### The problem
Repeat every entry word for word, skipping the pictures.
— begin —
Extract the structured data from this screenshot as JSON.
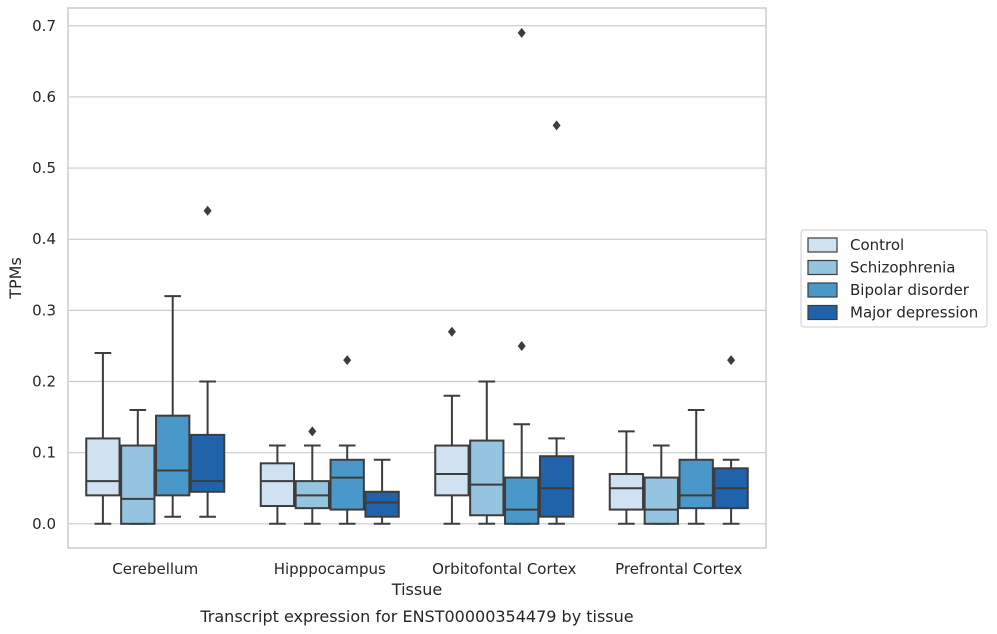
{
  "chart_data": {
    "type": "box",
    "xlabel": "Tissue",
    "ylabel": "TPMs",
    "caption": "Transcript expression for ENST00000354479 by tissue",
    "ylim": [
      -0.034,
      0.725
    ],
    "yticks": [
      "0.0",
      "0.1",
      "0.2",
      "0.3",
      "0.4",
      "0.5",
      "0.6",
      "0.7"
    ],
    "grid": "horizontal",
    "legend_position": "right",
    "categories": [
      "Cerebellum",
      "Hipppocampus",
      "Orbitofontal Cortex",
      "Prefrontal Cortex"
    ],
    "series": [
      {
        "name": "Control",
        "color": "#d0e1f2",
        "boxes": [
          {
            "whislo": 0.0,
            "q1": 0.04,
            "med": 0.06,
            "q3": 0.12,
            "whishi": 0.24,
            "fliers": []
          },
          {
            "whislo": 0.0,
            "q1": 0.025,
            "med": 0.06,
            "q3": 0.085,
            "whishi": 0.11,
            "fliers": []
          },
          {
            "whislo": 0.0,
            "q1": 0.04,
            "med": 0.07,
            "q3": 0.11,
            "whishi": 0.18,
            "fliers": [
              0.27
            ]
          },
          {
            "whislo": 0.0,
            "q1": 0.02,
            "med": 0.05,
            "q3": 0.07,
            "whishi": 0.13,
            "fliers": []
          }
        ]
      },
      {
        "name": "Schizophrenia",
        "color": "#94c4df",
        "boxes": [
          {
            "whislo": 0.0,
            "q1": 0.0,
            "med": 0.035,
            "q3": 0.11,
            "whishi": 0.16,
            "fliers": []
          },
          {
            "whislo": 0.0,
            "q1": 0.022,
            "med": 0.04,
            "q3": 0.06,
            "whishi": 0.11,
            "fliers": [
              0.13
            ]
          },
          {
            "whislo": 0.0,
            "q1": 0.012,
            "med": 0.055,
            "q3": 0.117,
            "whishi": 0.2,
            "fliers": []
          },
          {
            "whislo": 0.0,
            "q1": 0.0,
            "med": 0.02,
            "q3": 0.065,
            "whishi": 0.11,
            "fliers": []
          }
        ]
      },
      {
        "name": "Bipolar disorder",
        "color": "#4a98c9",
        "boxes": [
          {
            "whislo": 0.01,
            "q1": 0.04,
            "med": 0.075,
            "q3": 0.152,
            "whishi": 0.32,
            "fliers": []
          },
          {
            "whislo": 0.0,
            "q1": 0.02,
            "med": 0.065,
            "q3": 0.09,
            "whishi": 0.11,
            "fliers": [
              0.23
            ]
          },
          {
            "whislo": 0.0,
            "q1": 0.0,
            "med": 0.02,
            "q3": 0.065,
            "whishi": 0.14,
            "fliers": [
              0.25,
              0.69
            ]
          },
          {
            "whislo": 0.0,
            "q1": 0.022,
            "med": 0.04,
            "q3": 0.09,
            "whishi": 0.16,
            "fliers": []
          }
        ]
      },
      {
        "name": "Major depression",
        "color": "#2163aa",
        "boxes": [
          {
            "whislo": 0.01,
            "q1": 0.045,
            "med": 0.06,
            "q3": 0.125,
            "whishi": 0.2,
            "fliers": [
              0.44
            ]
          },
          {
            "whislo": 0.0,
            "q1": 0.01,
            "med": 0.03,
            "q3": 0.045,
            "whishi": 0.09,
            "fliers": []
          },
          {
            "whislo": 0.0,
            "q1": 0.01,
            "med": 0.05,
            "q3": 0.095,
            "whishi": 0.12,
            "fliers": [
              0.56
            ]
          },
          {
            "whislo": 0.0,
            "q1": 0.022,
            "med": 0.05,
            "q3": 0.078,
            "whishi": 0.09,
            "fliers": [
              0.23
            ]
          }
        ]
      }
    ]
  }
}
— end —
### Response to the exercise
Extract the structured data from this screenshot as JSON.
{
  "chart_data": {
    "type": "box",
    "xlabel": "Tissue",
    "ylabel": "TPMs",
    "caption": "Transcript expression for ENST00000354479 by tissue",
    "ylim": [
      -0.034,
      0.725
    ],
    "yticks": [
      "0.0",
      "0.1",
      "0.2",
      "0.3",
      "0.4",
      "0.5",
      "0.6",
      "0.7"
    ],
    "grid": "horizontal",
    "legend_position": "right",
    "categories": [
      "Cerebellum",
      "Hipppocampus",
      "Orbitofontal Cortex",
      "Prefrontal Cortex"
    ],
    "series": [
      {
        "name": "Control",
        "color": "#d0e1f2",
        "boxes": [
          {
            "whislo": 0.0,
            "q1": 0.04,
            "med": 0.06,
            "q3": 0.12,
            "whishi": 0.24,
            "fliers": []
          },
          {
            "whislo": 0.0,
            "q1": 0.025,
            "med": 0.06,
            "q3": 0.085,
            "whishi": 0.11,
            "fliers": []
          },
          {
            "whislo": 0.0,
            "q1": 0.04,
            "med": 0.07,
            "q3": 0.11,
            "whishi": 0.18,
            "fliers": [
              0.27
            ]
          },
          {
            "whislo": 0.0,
            "q1": 0.02,
            "med": 0.05,
            "q3": 0.07,
            "whishi": 0.13,
            "fliers": []
          }
        ]
      },
      {
        "name": "Schizophrenia",
        "color": "#94c4df",
        "boxes": [
          {
            "whislo": 0.0,
            "q1": 0.0,
            "med": 0.035,
            "q3": 0.11,
            "whishi": 0.16,
            "fliers": []
          },
          {
            "whislo": 0.0,
            "q1": 0.022,
            "med": 0.04,
            "q3": 0.06,
            "whishi": 0.11,
            "fliers": [
              0.13
            ]
          },
          {
            "whislo": 0.0,
            "q1": 0.012,
            "med": 0.055,
            "q3": 0.117,
            "whishi": 0.2,
            "fliers": []
          },
          {
            "whislo": 0.0,
            "q1": 0.0,
            "med": 0.02,
            "q3": 0.065,
            "whishi": 0.11,
            "fliers": []
          }
        ]
      },
      {
        "name": "Bipolar disorder",
        "color": "#4a98c9",
        "boxes": [
          {
            "whislo": 0.01,
            "q1": 0.04,
            "med": 0.075,
            "q3": 0.152,
            "whishi": 0.32,
            "fliers": []
          },
          {
            "whislo": 0.0,
            "q1": 0.02,
            "med": 0.065,
            "q3": 0.09,
            "whishi": 0.11,
            "fliers": [
              0.23
            ]
          },
          {
            "whislo": 0.0,
            "q1": 0.0,
            "med": 0.02,
            "q3": 0.065,
            "whishi": 0.14,
            "fliers": [
              0.25,
              0.69
            ]
          },
          {
            "whislo": 0.0,
            "q1": 0.022,
            "med": 0.04,
            "q3": 0.09,
            "whishi": 0.16,
            "fliers": []
          }
        ]
      },
      {
        "name": "Major depression",
        "color": "#2163aa",
        "boxes": [
          {
            "whislo": 0.01,
            "q1": 0.045,
            "med": 0.06,
            "q3": 0.125,
            "whishi": 0.2,
            "fliers": [
              0.44
            ]
          },
          {
            "whislo": 0.0,
            "q1": 0.01,
            "med": 0.03,
            "q3": 0.045,
            "whishi": 0.09,
            "fliers": []
          },
          {
            "whislo": 0.0,
            "q1": 0.01,
            "med": 0.05,
            "q3": 0.095,
            "whishi": 0.12,
            "fliers": [
              0.56
            ]
          },
          {
            "whislo": 0.0,
            "q1": 0.022,
            "med": 0.05,
            "q3": 0.078,
            "whishi": 0.09,
            "fliers": [
              0.23
            ]
          }
        ]
      }
    ]
  }
}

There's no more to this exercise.